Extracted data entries
--- begin ---

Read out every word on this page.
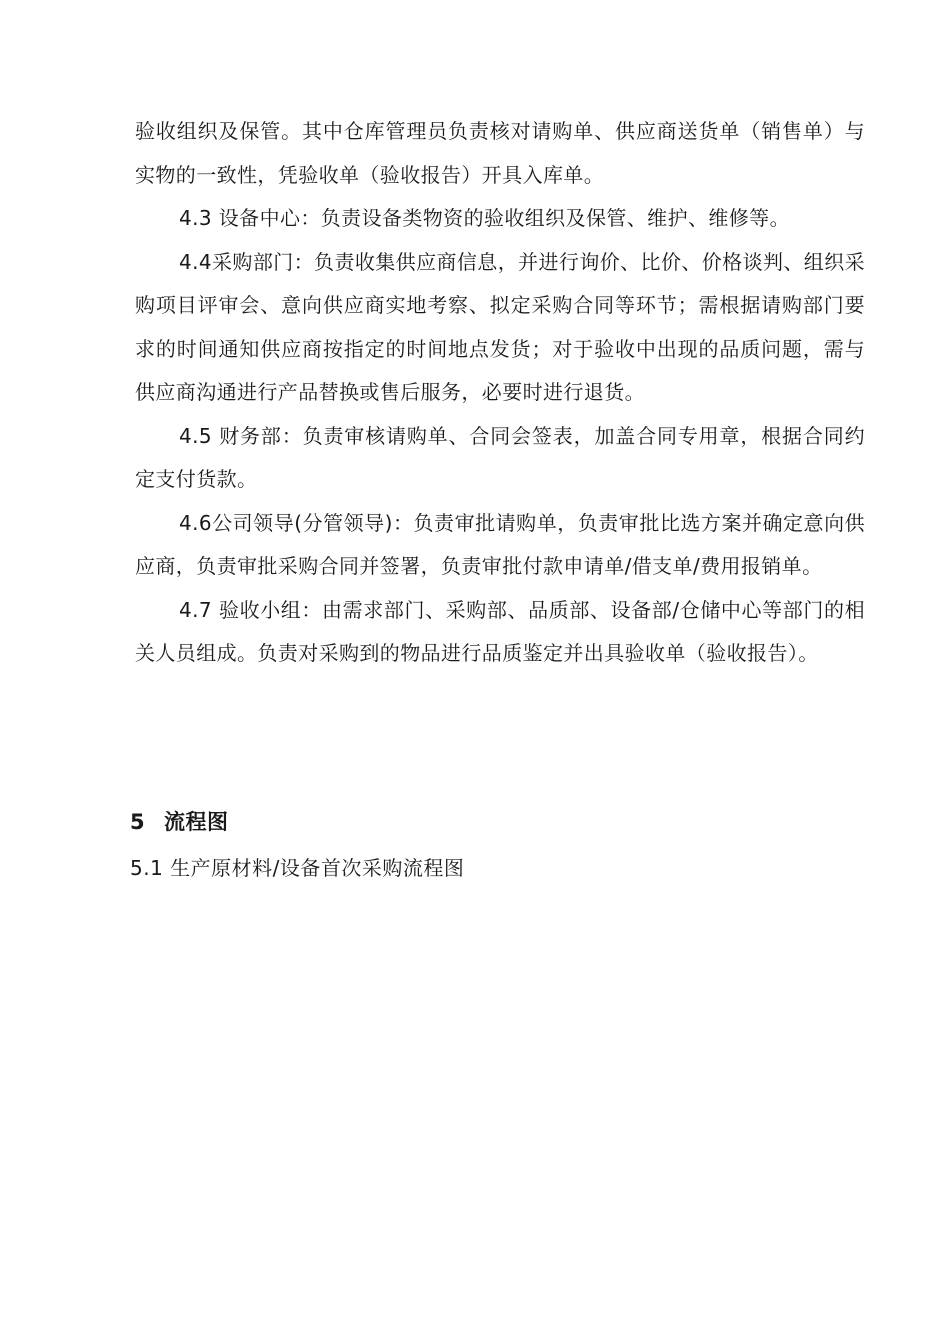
验收组织及保管。其中仓库管理员负责核对请购单、供应商送货单（销售单）与实物的一致性，凭验收单（验收报告）开具入库单。

4.3 设备中心：负责设备类物资的验收组织及保管、维护、维修等。

4.4采购部门：负责收集供应商信息，并进行询价、比价、价格谈判、组织采购项目评审会、意向供应商实地考察、拟定采购合同等环节；需根据请购部门要求的时间通知供应商按指定的时间地点发货；对于验收中出现的品质问题，需与供应商沟通进行产品替换或售后服务，必要时进行退货。

4.5 财务部：负责审核请购单、合同会签表，加盖合同专用章，根据合同约定支付货款。

4.6公司领导(分管领导)：负责审批请购单，负责审批比选方案并确定意向供应商，负责审批采购合同并签署，负责审批付款申请单/借支单/费用报销单。

4.7 验收小组：由需求部门、采购部、品质部、设备部/仓储中心等部门的相关人员组成。负责对采购到的物品进行品质鉴定并出具验收单（验收报告）。

5 流程图
5.1 生产原材料/设备首次采购流程图
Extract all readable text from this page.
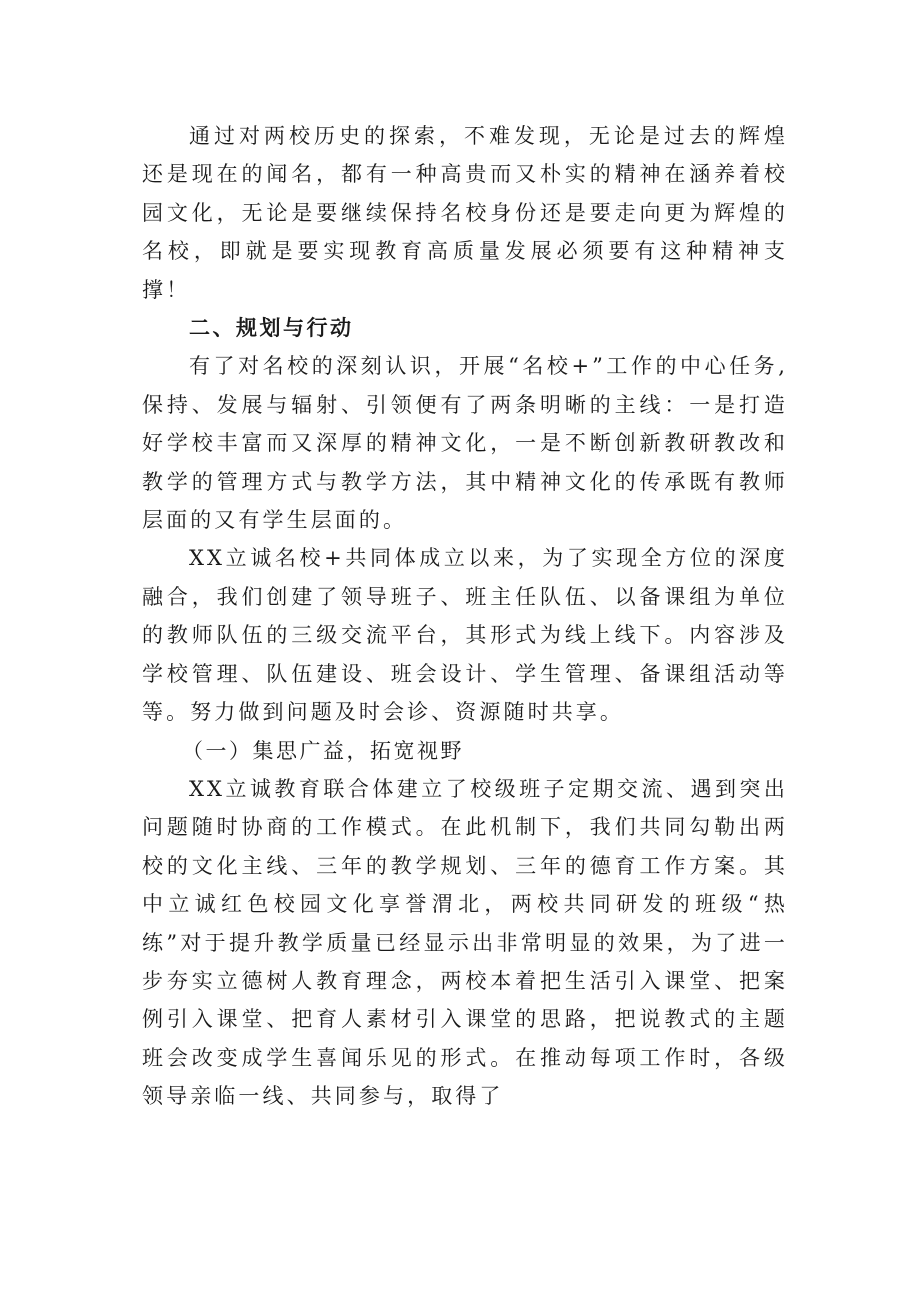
通过对两校历史的探索，不难发现，无论是过去的辉煌还是现在的闻名，都有一种高贵而又朴实的精神在涵养着校园文化，无论是要继续保持名校身份还是要走向更为辉煌的名校，即就是要实现教育高质量发展必须要有这种精神支撑！

二、规划与行动

有了对名校的深刻认识，开展“名校+”工作的中心任务,保持、发展与辐射、引领便有了两条明晰的主线：一是打造好学校丰富而又深厚的精神文化，一是不断创新教研教改和教学的管理方式与教学方法，其中精神文化的传承既有教师层面的又有学生层面的。

XX立诚名校+共同体成立以来，为了实现全方位的深度融合，我们创建了领导班子、班主任队伍、以备课组为单位的教师队伍的三级交流平台，其形式为线上线下。内容涉及学校管理、队伍建设、班会设计、学生管理、备课组活动等等。努力做到问题及时会诊、资源随时共享。

（一）集思广益，拓宽视野

XX立诚教育联合体建立了校级班子定期交流、遇到突出问题随时协商的工作模式。在此机制下，我们共同勾勒出两校的文化主线、三年的教学规划、三年的德育工作方案。其中立诚红色校园文化享誉渭北，两校共同研发的班级“热练”对于提升教学质量已经显示出非常明显的效果，为了进一步夯实立德树人教育理念，两校本着把生活引入课堂、把案例引入课堂、把育人素材引入课堂的思路，把说教式的主题班会改变成学生喜闻乐见的形式。在推动每项工作时，各级领导亲临一线、共同参与，取得了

--- end ---

--- Your objective ---
From the listing above, report the number of lines containing the string "验收报告", without any accompanying remarks.

--- Reply to the exercise ---
2